Can you rewrite the stretch of entries from the line containing "x-tick-label: 09-07-15: [144, 262, 156, 306]" through the line containing "x-tick-label: 11-05-15: [158, 648, 170, 691]" with "y-left-tick-label" renamed to "left-axis-label" wherever it appears, leaving everything else unchanged?

*** RAW RECORDS ***

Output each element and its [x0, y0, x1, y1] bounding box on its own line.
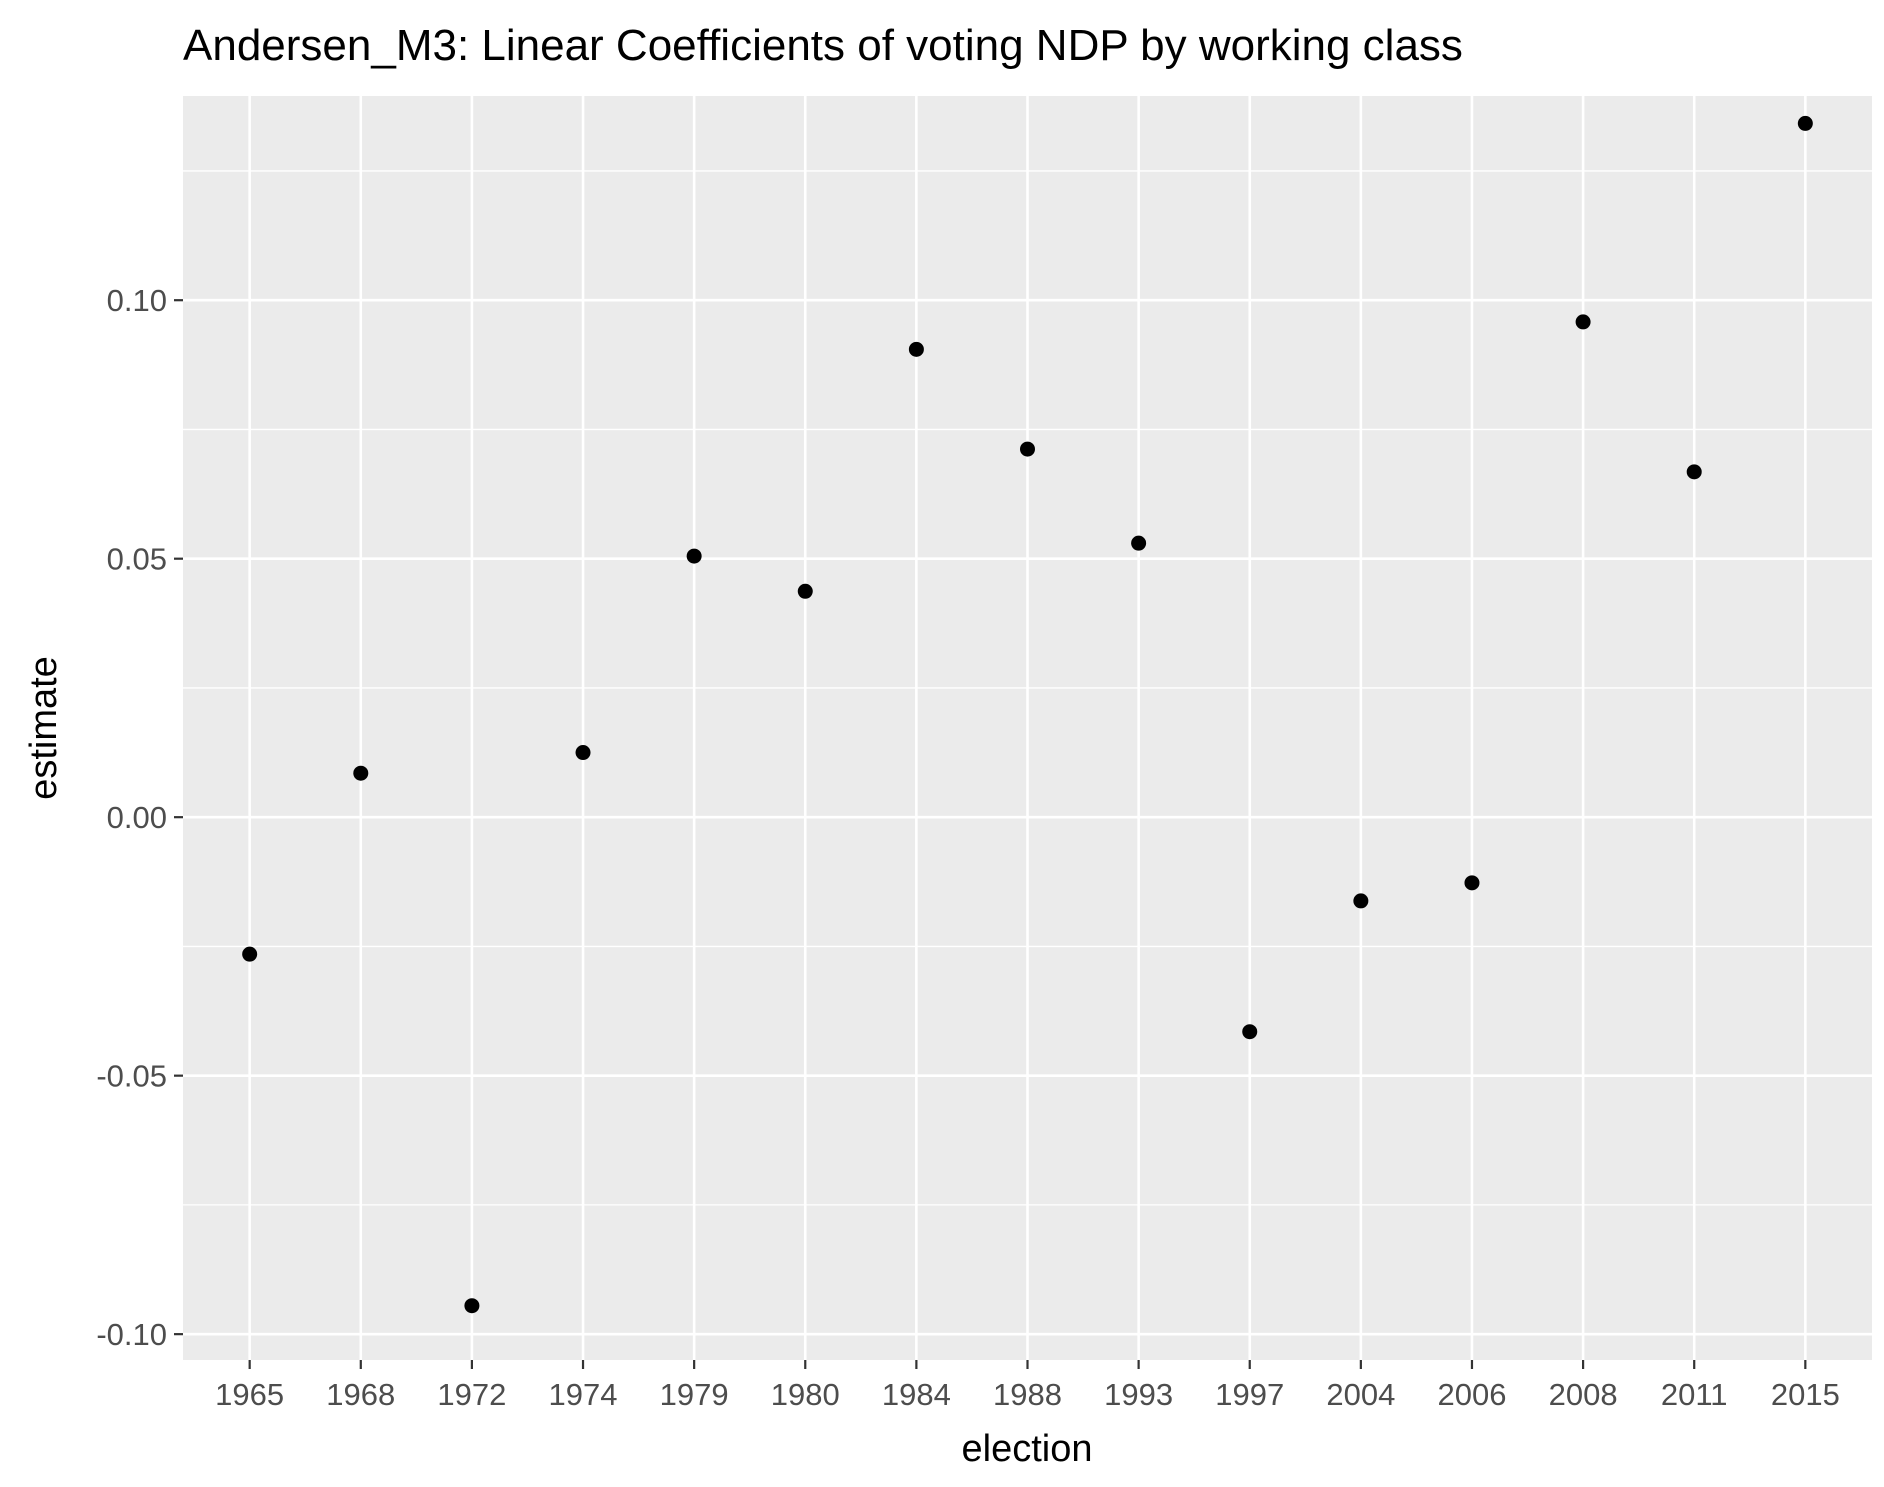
y-tick-label: -0.05 — [96, 1059, 167, 1094]
data-point-1979 — [686, 548, 702, 564]
x-tick-label: 1988 — [993, 1377, 1062, 1412]
data-point-2015 — [1797, 115, 1813, 131]
x-tick-label: 1997 — [1215, 1377, 1284, 1412]
x-tick-label: 1968 — [326, 1377, 395, 1412]
data-point-2004 — [1353, 893, 1369, 909]
y-tick-label: 0.00 — [107, 800, 167, 835]
data-point-1997 — [1242, 1024, 1258, 1040]
data-point-2008 — [1575, 314, 1591, 330]
y-tick-label: -0.10 — [96, 1317, 167, 1352]
y-tick-label: 0.10 — [107, 283, 167, 318]
x-tick-label: 2004 — [1326, 1377, 1395, 1412]
y-axis: -0.10 -0.05 0.00 0.05 0.10 — [96, 283, 183, 1352]
x-tick-label: 1980 — [771, 1377, 840, 1412]
y-tick-label: 0.05 — [107, 542, 167, 577]
x-tick-label: 2015 — [1771, 1377, 1840, 1412]
x-axis-title: election — [962, 1428, 1093, 1470]
x-tick-label: 2008 — [1549, 1377, 1618, 1412]
data-point-1984 — [908, 341, 924, 357]
x-tick-label: 1979 — [660, 1377, 729, 1412]
data-point-1980 — [797, 583, 813, 599]
data-point-1965 — [242, 946, 258, 962]
y-axis-title: estimate — [23, 656, 65, 800]
data-point-1968 — [353, 765, 369, 781]
x-axis: 1965 1968 1972 1974 1979 1980 1984 1988 1993 1997… — [215, 1360, 1840, 1412]
x-tick-label: 1974 — [549, 1377, 618, 1412]
x-tick-label: 1984 — [882, 1377, 951, 1412]
data-point-1993 — [1131, 535, 1147, 551]
data-point-2006 — [1464, 875, 1480, 891]
data-point-1988 — [1020, 441, 1035, 457]
x-tick-label: 1993 — [1104, 1377, 1173, 1412]
x-tick-label: 1972 — [437, 1377, 506, 1412]
data-point-2011 — [1686, 464, 1702, 480]
data-point-1974 — [575, 745, 591, 761]
grid-major — [183, 96, 1872, 1360]
x-tick-label: 1965 — [215, 1377, 284, 1412]
data-point-1972 — [464, 1298, 480, 1314]
x-tick-label: 2006 — [1437, 1377, 1506, 1412]
x-tick-label: 2011 — [1661, 1377, 1728, 1412]
chart-title: Andersen_M3: Linear Coefficients of voti… — [183, 21, 1463, 70]
data-points — [242, 115, 1813, 1314]
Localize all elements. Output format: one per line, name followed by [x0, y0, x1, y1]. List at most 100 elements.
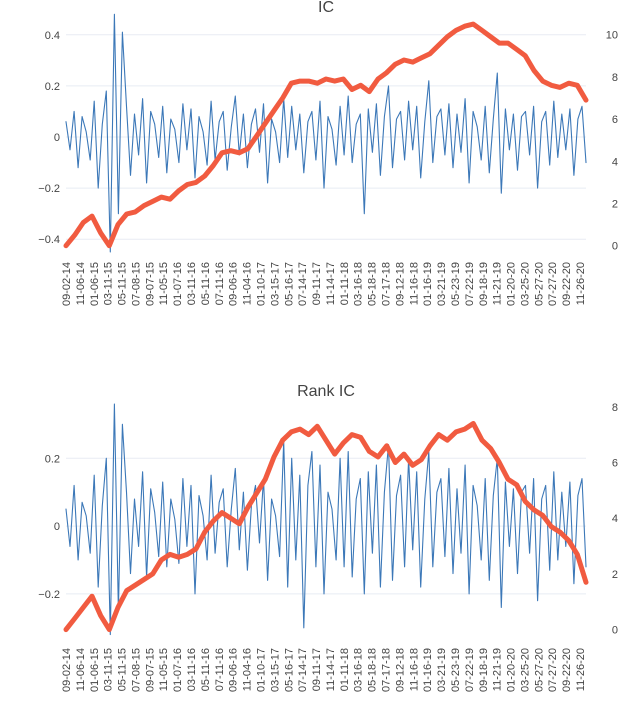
x-tick-label: 09-07-15: [144, 262, 156, 306]
x-tick-label: 05-18-18: [367, 262, 379, 306]
x-tick-label: 11-05-15: [158, 262, 170, 305]
y-left-tick-label: −0.2: [38, 589, 60, 601]
daily-ic-series-line: [65, 13, 587, 253]
x-tick-label: 03-15-17: [269, 648, 281, 692]
y-left-tick-label: 0: [54, 521, 60, 533]
x-tick-label: 01-16-19: [422, 262, 434, 306]
x-tick-label: 05-27-20: [533, 262, 545, 306]
y-left-tick-label: 0.2: [45, 453, 60, 465]
y-left-tick-label: 0.4: [45, 30, 60, 42]
chart-title: IC: [318, 0, 334, 16]
x-tick-label: 11-26-20: [575, 262, 587, 305]
x-tick-label: 11-14-17: [325, 648, 337, 691]
y-right-tick-label: 10: [606, 30, 618, 42]
y-right-tick-label: 2: [612, 198, 618, 210]
x-tick-label: 07-08-15: [130, 648, 142, 692]
x-tick-label: 07-27-20: [547, 648, 559, 692]
x-tick-label: 05-11-16: [200, 262, 212, 305]
x-tick-label: 11-04-16: [242, 648, 254, 691]
x-tick-label: 09-18-19: [478, 648, 490, 692]
y-left-tick-label: 0.2: [45, 81, 60, 93]
x-tick-label: 05-18-18: [367, 648, 379, 692]
x-tick-label: 05-27-20: [533, 648, 545, 692]
x-tick-label: 07-14-17: [297, 262, 309, 306]
x-tick-label: 03-21-19: [436, 262, 448, 306]
x-tick-label: 05-23-19: [450, 648, 462, 692]
x-tick-label: 01-20-20: [506, 648, 518, 692]
x-tick-label: 07-11-16: [214, 648, 226, 691]
x-tick-label: 03-25-20: [519, 648, 531, 692]
x-tick-label: 11-06-14: [75, 648, 87, 691]
y-left-tick-label: −0.2: [38, 183, 60, 195]
x-tick-label: 01-20-20: [506, 262, 518, 306]
x-tick-label: 09-18-19: [478, 262, 490, 306]
x-tick-label: 01-10-17: [255, 262, 267, 306]
x-tick-label: 09-22-20: [561, 648, 573, 692]
x-tick-label: 09-06-16: [228, 648, 240, 692]
x-tick-label: 11-21-19: [492, 262, 504, 305]
x-tick-label: 03-11-16: [186, 262, 198, 305]
x-tick-label: 11-05-15: [158, 648, 170, 691]
x-tick-label: 09-12-18: [394, 648, 406, 692]
x-tick-label: 07-17-18: [381, 648, 393, 692]
x-tick-label: 05-11-15: [117, 648, 129, 691]
y-right-tick-label: 4: [612, 513, 618, 525]
x-tick-label: 09-11-17: [311, 648, 323, 691]
x-tick-label: 09-12-18: [394, 262, 406, 306]
y-right-tick-label: 2: [612, 569, 618, 581]
x-tick-label: 03-25-20: [519, 262, 531, 306]
x-tick-label: 05-16-17: [283, 648, 295, 692]
x-tick-label: 09-11-17: [311, 262, 323, 305]
x-tick-label: 03-16-18: [353, 648, 365, 692]
y-right-tick-label: 0: [612, 241, 618, 253]
x-tick-label: 03-11-16: [186, 648, 198, 691]
cumulative-series-line: [63, 421, 589, 633]
x-tick-label: 11-14-17: [325, 262, 337, 305]
x-tick-label: 07-22-19: [464, 262, 476, 306]
x-tick-label: 01-11-18: [339, 262, 351, 305]
y-left-tick-label: 0: [54, 132, 60, 144]
x-tick-label: 09-02-14: [61, 648, 73, 692]
x-tick-label: 11-16-18: [408, 648, 420, 691]
daily-ic-series-line: [65, 403, 587, 636]
x-tick-label: 05-11-15: [117, 262, 129, 305]
x-tick-label: 01-07-16: [172, 262, 184, 306]
x-tick-label: 11-04-16: [242, 262, 254, 305]
x-tick-label: 01-10-17: [255, 648, 267, 692]
x-tick-label: 03-16-18: [353, 262, 365, 306]
x-tick-label: 05-11-16: [200, 648, 212, 691]
y-right-tick-label: 6: [612, 114, 618, 126]
x-tick-label: 01-11-18: [339, 648, 351, 691]
x-tick-label: 03-11-15: [103, 262, 115, 305]
x-tick-label: 07-14-17: [297, 648, 309, 692]
x-tick-label: 09-22-20: [561, 262, 573, 306]
chart-title: Rank IC: [297, 383, 355, 400]
x-tick-label: 07-11-16: [214, 262, 226, 305]
x-tick-label: 01-07-16: [172, 648, 184, 692]
y-right-tick-label: 4: [612, 156, 618, 168]
cumulative-series-line: [63, 21, 589, 249]
x-tick-label: 01-16-19: [422, 648, 434, 692]
x-tick-label: 07-27-20: [547, 262, 559, 306]
ic-chart: IC −0.4 −0.2 0 0.2 0.4 0 2 4 6 8 10 09-02-14 11-06-14…: [38, 0, 618, 306]
x-tick-label: 05-23-19: [450, 262, 462, 306]
y-left-tick-label: −0.4: [38, 234, 60, 246]
x-tick-label: 09-02-14: [61, 262, 73, 306]
x-tick-label: 09-06-16: [228, 262, 240, 306]
x-tick-label: 07-17-18: [381, 262, 393, 306]
x-tick-label: 09-07-15: [144, 648, 156, 692]
x-tick-label: 03-15-17: [269, 262, 281, 306]
x-tick-label: 05-16-17: [283, 262, 295, 306]
x-tick-label: 11-26-20: [575, 648, 587, 691]
x-tick-label: 11-16-18: [408, 262, 420, 305]
y-right-tick-label: 6: [612, 458, 618, 470]
x-tick-label: 11-06-14: [75, 262, 87, 305]
x-tick-label: 01-06-15: [89, 648, 101, 692]
y-right-tick-label: 8: [612, 72, 618, 84]
x-tick-label: 11-21-19: [492, 648, 504, 691]
x-tick-label: 07-22-19: [464, 648, 476, 692]
y-right-tick-label: 8: [612, 402, 618, 414]
x-tick-label: 01-06-15: [89, 262, 101, 306]
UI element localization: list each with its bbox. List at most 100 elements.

***

### SOLUTION FOR THIS EXERCISE:
x-tick-label: 09-07-15: [144, 262, 156, 306]
x-tick-label: 05-18-18: [367, 262, 379, 306]
x-tick-label: 11-05-15: [158, 262, 170, 305]
left-axis-label: −0.2: [38, 589, 60, 601]
daily-ic-series-line: [65, 13, 587, 253]
x-tick-label: 03-15-17: [269, 648, 281, 692]
left-axis-label: 0: [54, 521, 60, 533]
x-tick-label: 01-16-19: [422, 262, 434, 306]
x-tick-label: 05-27-20: [533, 262, 545, 306]
left-axis-label: 0.2: [45, 453, 60, 465]
left-axis-label: 0.4: [45, 30, 60, 42]
chart-title: IC: [318, 0, 334, 16]
x-tick-label: 11-26-20: [575, 262, 587, 305]
x-tick-label: 11-14-17: [325, 648, 337, 691]
y-right-tick-label: 10: [606, 30, 618, 42]
y-right-tick-label: 2: [612, 198, 618, 210]
x-tick-label: 07-08-15: [130, 648, 142, 692]
x-tick-label: 07-27-20: [547, 648, 559, 692]
x-tick-label: 05-11-16: [200, 262, 212, 305]
x-tick-label: 11-04-16: [242, 648, 254, 691]
x-tick-label: 09-18-19: [478, 648, 490, 692]
left-axis-label: 0.2: [45, 81, 60, 93]
x-tick-label: 05-18-18: [367, 648, 379, 692]
x-tick-label: 05-27-20: [533, 648, 545, 692]
x-tick-label: 07-14-17: [297, 262, 309, 306]
x-tick-label: 03-21-19: [436, 262, 448, 306]
x-tick-label: 05-23-19: [450, 648, 462, 692]
x-tick-label: 01-20-20: [506, 648, 518, 692]
x-tick-label: 07-11-16: [214, 648, 226, 691]
x-tick-label: 03-25-20: [519, 648, 531, 692]
x-tick-label: 11-06-14: [75, 648, 87, 691]
left-axis-label: −0.2: [38, 183, 60, 195]
x-tick-label: 01-20-20: [506, 262, 518, 306]
x-tick-label: 09-18-19: [478, 262, 490, 306]
x-tick-label: 01-10-17: [255, 262, 267, 306]
x-tick-label: 09-22-20: [561, 648, 573, 692]
x-tick-label: 09-06-16: [228, 648, 240, 692]
x-tick-label: 11-21-19: [492, 262, 504, 305]
x-tick-label: 03-11-16: [186, 262, 198, 305]
x-tick-label: 11-05-15: [158, 648, 170, 691]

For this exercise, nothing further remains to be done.